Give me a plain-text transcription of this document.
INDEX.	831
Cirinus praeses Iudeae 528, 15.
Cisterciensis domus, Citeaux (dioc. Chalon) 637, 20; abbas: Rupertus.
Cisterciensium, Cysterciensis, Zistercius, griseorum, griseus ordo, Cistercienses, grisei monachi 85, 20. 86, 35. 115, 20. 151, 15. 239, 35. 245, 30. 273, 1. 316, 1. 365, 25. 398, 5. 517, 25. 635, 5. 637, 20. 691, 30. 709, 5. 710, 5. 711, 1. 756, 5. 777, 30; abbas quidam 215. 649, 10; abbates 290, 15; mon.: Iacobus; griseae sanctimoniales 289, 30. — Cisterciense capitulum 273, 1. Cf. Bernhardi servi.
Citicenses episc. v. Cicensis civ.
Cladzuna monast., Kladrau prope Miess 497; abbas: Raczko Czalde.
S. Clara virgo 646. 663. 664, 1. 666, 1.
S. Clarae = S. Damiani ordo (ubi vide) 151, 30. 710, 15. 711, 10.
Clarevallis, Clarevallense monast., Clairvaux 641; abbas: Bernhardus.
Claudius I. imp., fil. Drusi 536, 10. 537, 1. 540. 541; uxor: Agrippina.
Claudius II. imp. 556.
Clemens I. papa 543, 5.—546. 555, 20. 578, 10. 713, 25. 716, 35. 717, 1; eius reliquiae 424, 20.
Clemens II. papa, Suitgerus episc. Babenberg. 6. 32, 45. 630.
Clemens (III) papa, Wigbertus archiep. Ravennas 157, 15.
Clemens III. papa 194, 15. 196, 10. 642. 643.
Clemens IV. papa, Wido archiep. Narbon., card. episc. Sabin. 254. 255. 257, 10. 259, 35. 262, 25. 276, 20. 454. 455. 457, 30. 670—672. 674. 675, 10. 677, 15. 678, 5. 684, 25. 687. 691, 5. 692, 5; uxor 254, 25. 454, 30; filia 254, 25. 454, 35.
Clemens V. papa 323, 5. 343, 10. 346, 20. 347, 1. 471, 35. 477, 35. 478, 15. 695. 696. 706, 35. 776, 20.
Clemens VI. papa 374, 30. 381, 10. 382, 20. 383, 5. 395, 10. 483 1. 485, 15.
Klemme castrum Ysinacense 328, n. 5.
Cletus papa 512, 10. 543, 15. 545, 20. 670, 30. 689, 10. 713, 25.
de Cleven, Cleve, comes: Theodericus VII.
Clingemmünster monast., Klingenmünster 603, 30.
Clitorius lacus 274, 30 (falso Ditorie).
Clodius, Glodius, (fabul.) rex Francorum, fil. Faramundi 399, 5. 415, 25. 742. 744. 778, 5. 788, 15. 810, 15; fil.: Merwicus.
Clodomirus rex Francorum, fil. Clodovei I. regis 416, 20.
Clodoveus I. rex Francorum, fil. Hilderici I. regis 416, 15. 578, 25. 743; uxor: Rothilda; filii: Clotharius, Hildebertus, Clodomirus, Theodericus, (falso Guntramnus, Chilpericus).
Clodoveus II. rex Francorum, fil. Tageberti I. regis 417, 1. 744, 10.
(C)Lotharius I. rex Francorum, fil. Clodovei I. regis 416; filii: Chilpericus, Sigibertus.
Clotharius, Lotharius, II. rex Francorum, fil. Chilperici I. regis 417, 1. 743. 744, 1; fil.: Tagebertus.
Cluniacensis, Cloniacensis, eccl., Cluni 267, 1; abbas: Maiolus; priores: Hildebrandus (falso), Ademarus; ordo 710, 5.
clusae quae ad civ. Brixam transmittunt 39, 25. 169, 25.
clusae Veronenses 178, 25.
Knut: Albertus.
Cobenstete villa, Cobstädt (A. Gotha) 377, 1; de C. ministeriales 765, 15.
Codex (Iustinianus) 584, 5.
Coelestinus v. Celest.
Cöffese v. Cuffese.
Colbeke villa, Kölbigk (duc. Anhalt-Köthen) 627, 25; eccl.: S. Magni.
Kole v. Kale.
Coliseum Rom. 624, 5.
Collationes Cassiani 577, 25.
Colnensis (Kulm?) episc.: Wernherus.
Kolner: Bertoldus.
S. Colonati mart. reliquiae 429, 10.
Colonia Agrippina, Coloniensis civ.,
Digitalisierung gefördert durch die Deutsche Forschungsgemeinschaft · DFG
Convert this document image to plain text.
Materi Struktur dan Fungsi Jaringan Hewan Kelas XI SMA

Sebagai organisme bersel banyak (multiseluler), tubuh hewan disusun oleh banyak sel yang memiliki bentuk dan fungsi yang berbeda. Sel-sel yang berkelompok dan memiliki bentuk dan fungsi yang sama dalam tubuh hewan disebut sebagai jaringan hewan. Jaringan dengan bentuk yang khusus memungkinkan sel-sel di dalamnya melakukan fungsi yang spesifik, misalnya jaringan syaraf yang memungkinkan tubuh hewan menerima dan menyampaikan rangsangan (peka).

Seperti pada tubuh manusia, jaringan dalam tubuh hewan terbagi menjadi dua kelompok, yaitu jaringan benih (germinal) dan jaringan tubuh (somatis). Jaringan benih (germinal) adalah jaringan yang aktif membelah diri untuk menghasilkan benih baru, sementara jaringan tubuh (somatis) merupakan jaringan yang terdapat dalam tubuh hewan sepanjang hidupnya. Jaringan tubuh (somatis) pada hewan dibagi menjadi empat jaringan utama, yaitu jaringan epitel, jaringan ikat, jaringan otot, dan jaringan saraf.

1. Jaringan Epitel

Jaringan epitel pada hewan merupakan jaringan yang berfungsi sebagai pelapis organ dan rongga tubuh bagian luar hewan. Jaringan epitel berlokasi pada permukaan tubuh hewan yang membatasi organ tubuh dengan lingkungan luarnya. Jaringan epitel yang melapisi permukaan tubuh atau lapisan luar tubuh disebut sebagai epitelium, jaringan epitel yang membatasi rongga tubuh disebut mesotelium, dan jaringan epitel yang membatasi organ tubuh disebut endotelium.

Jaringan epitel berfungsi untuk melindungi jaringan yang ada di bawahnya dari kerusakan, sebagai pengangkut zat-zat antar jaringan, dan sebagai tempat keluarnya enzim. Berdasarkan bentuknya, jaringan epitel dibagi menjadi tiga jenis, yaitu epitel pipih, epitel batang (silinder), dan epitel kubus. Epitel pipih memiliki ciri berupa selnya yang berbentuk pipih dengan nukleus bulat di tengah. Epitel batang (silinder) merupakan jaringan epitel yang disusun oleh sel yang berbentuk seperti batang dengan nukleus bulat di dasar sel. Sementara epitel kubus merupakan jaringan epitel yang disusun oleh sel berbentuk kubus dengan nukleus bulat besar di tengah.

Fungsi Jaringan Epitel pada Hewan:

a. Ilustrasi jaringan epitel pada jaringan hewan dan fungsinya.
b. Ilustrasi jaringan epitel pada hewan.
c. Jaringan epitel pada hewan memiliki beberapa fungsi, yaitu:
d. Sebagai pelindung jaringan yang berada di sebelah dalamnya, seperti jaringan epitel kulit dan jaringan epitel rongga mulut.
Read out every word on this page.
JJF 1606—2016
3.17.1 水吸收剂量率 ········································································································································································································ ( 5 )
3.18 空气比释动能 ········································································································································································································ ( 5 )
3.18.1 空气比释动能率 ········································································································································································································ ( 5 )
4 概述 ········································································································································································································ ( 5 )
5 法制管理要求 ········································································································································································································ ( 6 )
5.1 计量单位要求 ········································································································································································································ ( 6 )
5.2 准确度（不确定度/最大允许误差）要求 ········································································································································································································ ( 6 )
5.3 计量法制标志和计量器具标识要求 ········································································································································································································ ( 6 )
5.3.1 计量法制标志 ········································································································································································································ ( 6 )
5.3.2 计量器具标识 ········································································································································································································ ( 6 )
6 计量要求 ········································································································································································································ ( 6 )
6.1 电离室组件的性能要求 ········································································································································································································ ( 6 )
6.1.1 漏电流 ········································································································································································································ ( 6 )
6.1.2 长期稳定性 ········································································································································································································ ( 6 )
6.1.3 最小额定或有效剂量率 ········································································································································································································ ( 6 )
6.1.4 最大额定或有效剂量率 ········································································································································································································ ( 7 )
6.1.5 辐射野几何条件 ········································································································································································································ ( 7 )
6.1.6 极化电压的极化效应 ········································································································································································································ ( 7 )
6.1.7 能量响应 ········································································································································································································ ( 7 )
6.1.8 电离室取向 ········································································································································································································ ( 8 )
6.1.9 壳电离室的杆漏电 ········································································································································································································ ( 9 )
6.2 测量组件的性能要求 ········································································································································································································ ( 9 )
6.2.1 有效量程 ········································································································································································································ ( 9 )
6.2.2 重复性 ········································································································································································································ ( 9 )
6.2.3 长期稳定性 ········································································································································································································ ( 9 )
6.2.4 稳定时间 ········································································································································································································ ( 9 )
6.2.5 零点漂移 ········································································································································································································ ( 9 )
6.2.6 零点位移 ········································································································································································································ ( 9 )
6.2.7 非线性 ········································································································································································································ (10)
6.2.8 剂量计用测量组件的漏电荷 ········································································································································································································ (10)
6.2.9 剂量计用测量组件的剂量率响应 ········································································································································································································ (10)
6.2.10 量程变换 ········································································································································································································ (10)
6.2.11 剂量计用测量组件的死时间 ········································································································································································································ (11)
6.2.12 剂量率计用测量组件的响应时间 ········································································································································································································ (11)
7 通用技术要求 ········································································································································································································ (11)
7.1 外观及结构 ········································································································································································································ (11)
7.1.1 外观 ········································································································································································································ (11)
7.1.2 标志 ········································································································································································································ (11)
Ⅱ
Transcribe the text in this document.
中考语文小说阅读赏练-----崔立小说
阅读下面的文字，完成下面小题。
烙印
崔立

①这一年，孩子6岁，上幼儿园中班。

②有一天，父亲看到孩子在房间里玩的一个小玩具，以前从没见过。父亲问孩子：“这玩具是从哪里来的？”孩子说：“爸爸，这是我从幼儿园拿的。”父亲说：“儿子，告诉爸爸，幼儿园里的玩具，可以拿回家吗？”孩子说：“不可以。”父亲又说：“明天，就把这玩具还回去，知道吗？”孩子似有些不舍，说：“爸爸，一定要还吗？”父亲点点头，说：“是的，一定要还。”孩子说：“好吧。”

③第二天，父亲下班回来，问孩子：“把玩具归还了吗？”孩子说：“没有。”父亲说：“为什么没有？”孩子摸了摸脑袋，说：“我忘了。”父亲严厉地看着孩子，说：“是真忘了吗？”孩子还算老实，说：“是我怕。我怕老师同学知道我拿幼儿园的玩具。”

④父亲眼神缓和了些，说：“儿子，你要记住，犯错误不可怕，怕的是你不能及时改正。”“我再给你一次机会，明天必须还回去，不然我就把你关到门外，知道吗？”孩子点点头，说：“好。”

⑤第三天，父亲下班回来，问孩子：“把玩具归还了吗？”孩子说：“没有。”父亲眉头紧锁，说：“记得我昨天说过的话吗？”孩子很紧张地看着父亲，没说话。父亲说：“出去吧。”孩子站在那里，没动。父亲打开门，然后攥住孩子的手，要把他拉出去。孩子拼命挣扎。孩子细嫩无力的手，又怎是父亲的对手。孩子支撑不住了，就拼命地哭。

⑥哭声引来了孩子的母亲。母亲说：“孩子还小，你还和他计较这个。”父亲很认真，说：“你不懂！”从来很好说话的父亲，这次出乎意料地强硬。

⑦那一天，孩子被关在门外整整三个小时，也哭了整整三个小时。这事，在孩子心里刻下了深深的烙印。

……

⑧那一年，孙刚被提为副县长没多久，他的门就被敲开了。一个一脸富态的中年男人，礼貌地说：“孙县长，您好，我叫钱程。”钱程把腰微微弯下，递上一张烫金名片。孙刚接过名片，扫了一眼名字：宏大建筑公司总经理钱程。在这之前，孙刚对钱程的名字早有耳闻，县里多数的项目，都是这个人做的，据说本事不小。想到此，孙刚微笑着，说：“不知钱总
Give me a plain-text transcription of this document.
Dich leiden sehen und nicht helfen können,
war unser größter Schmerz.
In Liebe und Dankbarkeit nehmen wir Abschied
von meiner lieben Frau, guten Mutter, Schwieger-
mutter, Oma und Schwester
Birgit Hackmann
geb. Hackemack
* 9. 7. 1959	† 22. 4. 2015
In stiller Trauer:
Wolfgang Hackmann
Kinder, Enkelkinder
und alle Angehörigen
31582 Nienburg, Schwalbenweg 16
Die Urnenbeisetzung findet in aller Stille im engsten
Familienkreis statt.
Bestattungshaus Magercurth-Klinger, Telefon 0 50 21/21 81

## CHALLENGE
Reproduce, exactly and with nothing added, the lines from the one that includes "Transcribe the text in this document." through the last line of the material.

## REPLY TO THE EXERCISE
Transcribe the text in this document.
中考语文小说阅读赏练-----崔立小说
阅读下面的文字，完成下面小题。
烙印
崔立

①这一年，孩子6岁，上幼儿园中班。

②有一天，父亲看到孩子在房间里玩的一个小玩具，以前从没见过。父亲问孩子：“这玩具是从哪里来的？”孩子说：“爸爸，这是我从幼儿园拿的。”父亲说：“儿子，告诉爸爸，幼儿园里的玩具，可以拿回家吗？”孩子说：“不可以。”父亲又说：“明天，就把这玩具还回去，知道吗？”孩子似有些不舍，说：“爸爸，一定要还吗？”父亲点点头，说：“是的，一定要还。”孩子说：“好吧。”

③第二天，父亲下班回来，问孩子：“把玩具归还了吗？”孩子说：“没有。”父亲说：“为什么没有？”孩子摸了摸脑袋，说：“我忘了。”父亲严厉地看着孩子，说：“是真忘了吗？”孩子还算老实，说：“是我怕。我怕老师同学知道我拿幼儿园的玩具。”

④父亲眼神缓和了些，说：“儿子，你要记住，犯错误不可怕，怕的是你不能及时改正。”“我再给你一次机会，明天必须还回去，不然我就把你关到门外，知道吗？”孩子点点头，说：“好。”

⑤第三天，父亲下班回来，问孩子：“把玩具归还了吗？”孩子说：“没有。”父亲眉头紧锁，说：“记得我昨天说过的话吗？”孩子很紧张地看着父亲，没说话。父亲说：“出去吧。”孩子站在那里，没动。父亲打开门，然后攥住孩子的手，要把他拉出去。孩子拼命挣扎。孩子细嫩无力的手，又怎是父亲的对手。孩子支撑不住了，就拼命地哭。

⑥哭声引来了孩子的母亲。母亲说：“孩子还小，你还和他计较这个。”父亲很认真，说：“你不懂！”从来很好说话的父亲，这次出乎意料地强硬。

⑦那一天，孩子被关在门外整整三个小时，也哭了整整三个小时。这事，在孩子心里刻下了深深的烙印。

……

⑧那一年，孙刚被提为副县长没多久，他的门就被敲开了。一个一脸富态的中年男人，礼貌地说：“孙县长，您好，我叫钱程。”钱程把腰微微弯下，递上一张烫金名片。孙刚接过名片，扫了一眼名字：宏大建筑公司总经理钱程。在这之前，孙刚对钱程的名字早有耳闻，县里多数的项目，都是这个人做的，据说本事不小。想到此，孙刚微笑着，说：“不知钱总
Give me a plain-text transcription of this document.
Dich leiden sehen und nicht helfen können,
war unser größter Schmerz.
In Liebe und Dankbarkeit nehmen wir Abschied
von meiner lieben Frau, guten Mutter, Schwieger-
mutter, Oma und Schwester
Birgit Hackmann
geb. Hackemack
* 9. 7. 1959	† 22. 4. 2015
In stiller Trauer:
Wolfgang Hackmann
Kinder, Enkelkinder
und alle Angehörigen
31582 Nienburg, Schwalbenweg 16
Die Urnenbeisetzung findet in aller Stille im engsten
Familienkreis statt.
Bestattungshaus Magercurth-Klinger, Telefon 0 50 21/21 81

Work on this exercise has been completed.